## TASK OBJECTIVE
Collect each line containing "text".

++++ EXERCISE INPUTS ++++

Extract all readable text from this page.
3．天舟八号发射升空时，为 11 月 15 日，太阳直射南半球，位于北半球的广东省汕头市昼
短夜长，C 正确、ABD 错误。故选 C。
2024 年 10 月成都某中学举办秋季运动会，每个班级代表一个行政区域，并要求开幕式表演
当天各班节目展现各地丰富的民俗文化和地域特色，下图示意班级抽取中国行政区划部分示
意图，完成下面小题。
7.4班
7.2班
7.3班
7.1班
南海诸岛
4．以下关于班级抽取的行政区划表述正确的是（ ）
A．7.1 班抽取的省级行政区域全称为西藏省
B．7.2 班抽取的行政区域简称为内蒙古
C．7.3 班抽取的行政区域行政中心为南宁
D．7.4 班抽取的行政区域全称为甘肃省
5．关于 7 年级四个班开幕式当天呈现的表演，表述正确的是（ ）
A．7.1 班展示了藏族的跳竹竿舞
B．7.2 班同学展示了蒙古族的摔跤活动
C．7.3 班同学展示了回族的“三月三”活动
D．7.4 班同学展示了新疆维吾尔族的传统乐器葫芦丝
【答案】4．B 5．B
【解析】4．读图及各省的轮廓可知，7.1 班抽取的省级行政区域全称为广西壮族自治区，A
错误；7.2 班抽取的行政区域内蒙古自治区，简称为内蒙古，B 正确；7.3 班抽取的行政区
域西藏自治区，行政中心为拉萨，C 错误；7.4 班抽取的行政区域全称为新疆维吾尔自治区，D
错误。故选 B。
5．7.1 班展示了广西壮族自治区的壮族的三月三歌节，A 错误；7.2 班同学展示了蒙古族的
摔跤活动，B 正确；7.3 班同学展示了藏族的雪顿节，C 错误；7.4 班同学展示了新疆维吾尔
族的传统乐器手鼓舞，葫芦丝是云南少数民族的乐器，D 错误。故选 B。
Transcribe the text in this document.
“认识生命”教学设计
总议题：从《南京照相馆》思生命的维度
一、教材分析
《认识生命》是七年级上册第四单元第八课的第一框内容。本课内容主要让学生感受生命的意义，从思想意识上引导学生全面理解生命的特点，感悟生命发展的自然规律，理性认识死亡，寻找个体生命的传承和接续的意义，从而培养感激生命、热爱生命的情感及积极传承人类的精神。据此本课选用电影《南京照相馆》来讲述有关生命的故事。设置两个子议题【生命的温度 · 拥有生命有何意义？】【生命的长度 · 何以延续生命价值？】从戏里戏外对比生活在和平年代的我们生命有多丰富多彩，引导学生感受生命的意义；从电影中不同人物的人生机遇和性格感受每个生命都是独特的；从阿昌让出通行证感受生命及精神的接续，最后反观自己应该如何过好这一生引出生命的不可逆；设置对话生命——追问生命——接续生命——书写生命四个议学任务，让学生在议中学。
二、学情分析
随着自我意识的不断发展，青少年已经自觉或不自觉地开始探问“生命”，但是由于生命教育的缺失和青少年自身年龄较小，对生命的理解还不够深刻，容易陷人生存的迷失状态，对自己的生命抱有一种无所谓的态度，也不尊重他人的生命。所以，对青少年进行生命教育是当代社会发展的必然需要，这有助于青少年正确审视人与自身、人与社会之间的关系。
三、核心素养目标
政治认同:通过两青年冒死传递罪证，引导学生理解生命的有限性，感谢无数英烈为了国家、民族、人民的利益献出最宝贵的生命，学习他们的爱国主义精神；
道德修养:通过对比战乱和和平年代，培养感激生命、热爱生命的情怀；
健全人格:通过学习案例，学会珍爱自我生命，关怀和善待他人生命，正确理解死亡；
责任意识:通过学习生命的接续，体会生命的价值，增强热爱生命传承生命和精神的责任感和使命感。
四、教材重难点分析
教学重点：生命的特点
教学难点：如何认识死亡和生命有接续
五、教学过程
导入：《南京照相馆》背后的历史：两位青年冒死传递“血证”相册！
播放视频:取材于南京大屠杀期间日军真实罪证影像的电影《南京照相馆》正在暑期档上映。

++++

## WORKED SOLUTION
Extract all readable text from this page.
Transcribe the text in this document.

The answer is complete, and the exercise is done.